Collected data
>> start

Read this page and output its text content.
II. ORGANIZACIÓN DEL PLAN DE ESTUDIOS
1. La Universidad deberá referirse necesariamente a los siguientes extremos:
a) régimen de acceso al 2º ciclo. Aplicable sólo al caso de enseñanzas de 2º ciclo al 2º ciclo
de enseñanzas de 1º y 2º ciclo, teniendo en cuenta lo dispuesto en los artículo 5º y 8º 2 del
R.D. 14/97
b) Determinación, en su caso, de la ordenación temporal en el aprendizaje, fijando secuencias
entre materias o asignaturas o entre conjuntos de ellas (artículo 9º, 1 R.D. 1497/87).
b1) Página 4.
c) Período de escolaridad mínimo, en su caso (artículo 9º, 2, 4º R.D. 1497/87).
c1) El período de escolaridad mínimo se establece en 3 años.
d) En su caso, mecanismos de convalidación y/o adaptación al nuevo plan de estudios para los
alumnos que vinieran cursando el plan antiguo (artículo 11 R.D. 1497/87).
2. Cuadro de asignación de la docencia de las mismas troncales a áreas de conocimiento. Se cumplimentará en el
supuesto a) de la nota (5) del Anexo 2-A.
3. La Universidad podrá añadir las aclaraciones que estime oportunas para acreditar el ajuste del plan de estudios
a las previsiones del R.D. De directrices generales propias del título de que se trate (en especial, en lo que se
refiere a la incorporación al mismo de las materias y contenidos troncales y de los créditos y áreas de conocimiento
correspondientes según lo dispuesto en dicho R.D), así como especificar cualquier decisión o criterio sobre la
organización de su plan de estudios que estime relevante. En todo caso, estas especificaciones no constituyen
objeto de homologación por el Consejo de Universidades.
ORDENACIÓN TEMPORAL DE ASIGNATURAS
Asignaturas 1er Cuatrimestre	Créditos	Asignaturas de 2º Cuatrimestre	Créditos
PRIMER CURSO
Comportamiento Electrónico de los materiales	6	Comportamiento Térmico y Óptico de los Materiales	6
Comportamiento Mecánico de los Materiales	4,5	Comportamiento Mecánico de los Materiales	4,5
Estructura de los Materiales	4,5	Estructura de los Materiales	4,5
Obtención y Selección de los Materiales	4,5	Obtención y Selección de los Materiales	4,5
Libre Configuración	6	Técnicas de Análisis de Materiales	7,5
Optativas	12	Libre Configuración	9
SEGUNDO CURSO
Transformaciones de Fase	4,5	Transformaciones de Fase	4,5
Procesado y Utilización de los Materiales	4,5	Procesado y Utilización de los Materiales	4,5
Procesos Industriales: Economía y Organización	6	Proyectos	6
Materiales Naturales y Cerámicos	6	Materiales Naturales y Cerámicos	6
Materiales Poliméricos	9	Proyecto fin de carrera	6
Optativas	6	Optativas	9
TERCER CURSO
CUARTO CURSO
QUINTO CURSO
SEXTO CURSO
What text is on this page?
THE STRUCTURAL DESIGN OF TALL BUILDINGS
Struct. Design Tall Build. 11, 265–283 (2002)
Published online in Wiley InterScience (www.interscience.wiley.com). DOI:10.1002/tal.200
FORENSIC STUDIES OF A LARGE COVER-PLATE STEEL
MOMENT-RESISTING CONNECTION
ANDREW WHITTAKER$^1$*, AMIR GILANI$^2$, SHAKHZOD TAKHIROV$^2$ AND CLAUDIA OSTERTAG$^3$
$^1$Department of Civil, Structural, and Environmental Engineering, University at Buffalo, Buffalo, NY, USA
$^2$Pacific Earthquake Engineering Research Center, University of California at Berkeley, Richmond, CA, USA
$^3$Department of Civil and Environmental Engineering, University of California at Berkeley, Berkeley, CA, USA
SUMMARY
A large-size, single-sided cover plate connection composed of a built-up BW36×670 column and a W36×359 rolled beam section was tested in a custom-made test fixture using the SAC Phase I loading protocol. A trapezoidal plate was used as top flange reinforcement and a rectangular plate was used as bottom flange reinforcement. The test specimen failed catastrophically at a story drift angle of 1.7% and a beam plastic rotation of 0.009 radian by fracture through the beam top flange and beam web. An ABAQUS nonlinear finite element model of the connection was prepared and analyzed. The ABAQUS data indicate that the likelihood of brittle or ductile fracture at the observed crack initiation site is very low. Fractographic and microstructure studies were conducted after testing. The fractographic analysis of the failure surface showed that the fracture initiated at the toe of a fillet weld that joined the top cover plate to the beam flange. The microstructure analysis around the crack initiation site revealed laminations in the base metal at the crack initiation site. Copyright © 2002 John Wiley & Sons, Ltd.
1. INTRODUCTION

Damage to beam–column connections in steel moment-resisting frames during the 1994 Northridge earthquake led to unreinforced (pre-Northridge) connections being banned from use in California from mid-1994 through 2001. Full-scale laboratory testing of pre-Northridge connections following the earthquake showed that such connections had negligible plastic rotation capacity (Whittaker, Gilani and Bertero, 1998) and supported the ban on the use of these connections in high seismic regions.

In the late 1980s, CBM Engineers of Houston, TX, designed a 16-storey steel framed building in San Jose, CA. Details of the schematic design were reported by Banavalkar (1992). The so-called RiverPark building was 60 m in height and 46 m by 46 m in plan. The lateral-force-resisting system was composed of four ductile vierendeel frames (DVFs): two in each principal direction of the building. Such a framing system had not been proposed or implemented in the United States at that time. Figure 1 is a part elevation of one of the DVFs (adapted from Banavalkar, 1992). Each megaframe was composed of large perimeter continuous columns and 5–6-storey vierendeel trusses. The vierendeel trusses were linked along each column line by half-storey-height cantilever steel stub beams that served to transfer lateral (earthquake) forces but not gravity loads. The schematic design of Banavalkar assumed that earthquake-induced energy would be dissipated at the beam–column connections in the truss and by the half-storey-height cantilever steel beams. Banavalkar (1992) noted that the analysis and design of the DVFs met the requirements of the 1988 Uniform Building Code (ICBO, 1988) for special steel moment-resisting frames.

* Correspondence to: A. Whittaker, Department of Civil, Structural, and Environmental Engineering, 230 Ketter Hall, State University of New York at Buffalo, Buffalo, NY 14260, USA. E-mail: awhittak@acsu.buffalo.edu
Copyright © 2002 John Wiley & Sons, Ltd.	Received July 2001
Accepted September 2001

>> end

## EXERCISE AIM
Reproduce the records in full, exactly as written.

## COMPLETED EXERCISE
Read this page and output its text content.
II. ORGANIZACIÓN DEL PLAN DE ESTUDIOS
1. La Universidad deberá referirse necesariamente a los siguientes extremos:
a) régimen de acceso al 2º ciclo. Aplicable sólo al caso de enseñanzas de 2º ciclo al 2º ciclo
de enseñanzas de 1º y 2º ciclo, teniendo en cuenta lo dispuesto en los artículo 5º y 8º 2 del
R.D. 14/97
b) Determinación, en su caso, de la ordenación temporal en el aprendizaje, fijando secuencias
entre materias o asignaturas o entre conjuntos de ellas (artículo 9º, 1 R.D. 1497/87).
b1) Página 4.
c) Período de escolaridad mínimo, en su caso (artículo 9º, 2, 4º R.D. 1497/87).
c1) El período de escolaridad mínimo se establece en 3 años.
d) En su caso, mecanismos de convalidación y/o adaptación al nuevo plan de estudios para los
alumnos que vinieran cursando el plan antiguo (artículo 11 R.D. 1497/87).
2. Cuadro de asignación de la docencia de las mismas troncales a áreas de conocimiento. Se cumplimentará en el
supuesto a) de la nota (5) del Anexo 2-A.
3. La Universidad podrá añadir las aclaraciones que estime oportunas para acreditar el ajuste del plan de estudios
a las previsiones del R.D. De directrices generales propias del título de que se trate (en especial, en lo que se
refiere a la incorporación al mismo de las materias y contenidos troncales y de los créditos y áreas de conocimiento
correspondientes según lo dispuesto en dicho R.D), así como especificar cualquier decisión o criterio sobre la
organización de su plan de estudios que estime relevante. En todo caso, estas especificaciones no constituyen
objeto de homologación por el Consejo de Universidades.
ORDENACIÓN TEMPORAL DE ASIGNATURAS
Asignaturas 1er Cuatrimestre	Créditos	Asignaturas de 2º Cuatrimestre	Créditos
PRIMER CURSO
Comportamiento Electrónico de los materiales	6	Comportamiento Térmico y Óptico de los Materiales	6
Comportamiento Mecánico de los Materiales	4,5	Comportamiento Mecánico de los Materiales	4,5
Estructura de los Materiales	4,5	Estructura de los Materiales	4,5
Obtención y Selección de los Materiales	4,5	Obtención y Selección de los Materiales	4,5
Libre Configuración	6	Técnicas de Análisis de Materiales	7,5
Optativas	12	Libre Configuración	9
SEGUNDO CURSO
Transformaciones de Fase	4,5	Transformaciones de Fase	4,5
Procesado y Utilización de los Materiales	4,5	Procesado y Utilización de los Materiales	4,5
Procesos Industriales: Economía y Organización	6	Proyectos	6
Materiales Naturales y Cerámicos	6	Materiales Naturales y Cerámicos	6
Materiales Poliméricos	9	Proyecto fin de carrera	6
Optativas	6	Optativas	9
TERCER CURSO
CUARTO CURSO
QUINTO CURSO
SEXTO CURSO
What text is on this page?
THE STRUCTURAL DESIGN OF TALL BUILDINGS
Struct. Design Tall Build. 11, 265–283 (2002)
Published online in Wiley InterScience (www.interscience.wiley.com). DOI:10.1002/tal.200
FORENSIC STUDIES OF A LARGE COVER-PLATE STEEL
MOMENT-RESISTING CONNECTION
ANDREW WHITTAKER$^1$*, AMIR GILANI$^2$, SHAKHZOD TAKHIROV$^2$ AND CLAUDIA OSTERTAG$^3$
$^1$Department of Civil, Structural, and Environmental Engineering, University at Buffalo, Buffalo, NY, USA
$^2$Pacific Earthquake Engineering Research Center, University of California at Berkeley, Richmond, CA, USA
$^3$Department of Civil and Environmental Engineering, University of California at Berkeley, Berkeley, CA, USA
SUMMARY
A large-size, single-sided cover plate connection composed of a built-up BW36×670 column and a W36×359 rolled beam section was tested in a custom-made test fixture using the SAC Phase I loading protocol. A trapezoidal plate was used as top flange reinforcement and a rectangular plate was used as bottom flange reinforcement. The test specimen failed catastrophically at a story drift angle of 1.7% and a beam plastic rotation of 0.009 radian by fracture through the beam top flange and beam web. An ABAQUS nonlinear finite element model of the connection was prepared and analyzed. The ABAQUS data indicate that the likelihood of brittle or ductile fracture at the observed crack initiation site is very low. Fractographic and microstructure studies were conducted after testing. The fractographic analysis of the failure surface showed that the fracture initiated at the toe of a fillet weld that joined the top cover plate to the beam flange. The microstructure analysis around the crack initiation site revealed laminations in the base metal at the crack initiation site. Copyright © 2002 John Wiley & Sons, Ltd.
1. INTRODUCTION

Damage to beam–column connections in steel moment-resisting frames during the 1994 Northridge earthquake led to unreinforced (pre-Northridge) connections being banned from use in California from mid-1994 through 2001. Full-scale laboratory testing of pre-Northridge connections following the earthquake showed that such connections had negligible plastic rotation capacity (Whittaker, Gilani and Bertero, 1998) and supported the ban on the use of these connections in high seismic regions.

In the late 1980s, CBM Engineers of Houston, TX, designed a 16-storey steel framed building in San Jose, CA. Details of the schematic design were reported by Banavalkar (1992). The so-called RiverPark building was 60 m in height and 46 m by 46 m in plan. The lateral-force-resisting system was composed of four ductile vierendeel frames (DVFs): two in each principal direction of the building. Such a framing system had not been proposed or implemented in the United States at that time. Figure 1 is a part elevation of one of the DVFs (adapted from Banavalkar, 1992). Each megaframe was composed of large perimeter continuous columns and 5–6-storey vierendeel trusses. The vierendeel trusses were linked along each column line by half-storey-height cantilever steel stub beams that served to transfer lateral (earthquake) forces but not gravity loads. The schematic design of Banavalkar assumed that earthquake-induced energy would be dissipated at the beam–column connections in the truss and by the half-storey-height cantilever steel beams. Banavalkar (1992) noted that the analysis and design of the DVFs met the requirements of the 1988 Uniform Building Code (ICBO, 1988) for special steel moment-resisting frames.

* Correspondence to: A. Whittaker, Department of Civil, Structural, and Environmental Engineering, 230 Ketter Hall, State University of New York at Buffalo, Buffalo, NY 14260, USA. E-mail: awhittak@acsu.buffalo.edu
Copyright © 2002 John Wiley & Sons, Ltd.	Received July 2001
Accepted September 2001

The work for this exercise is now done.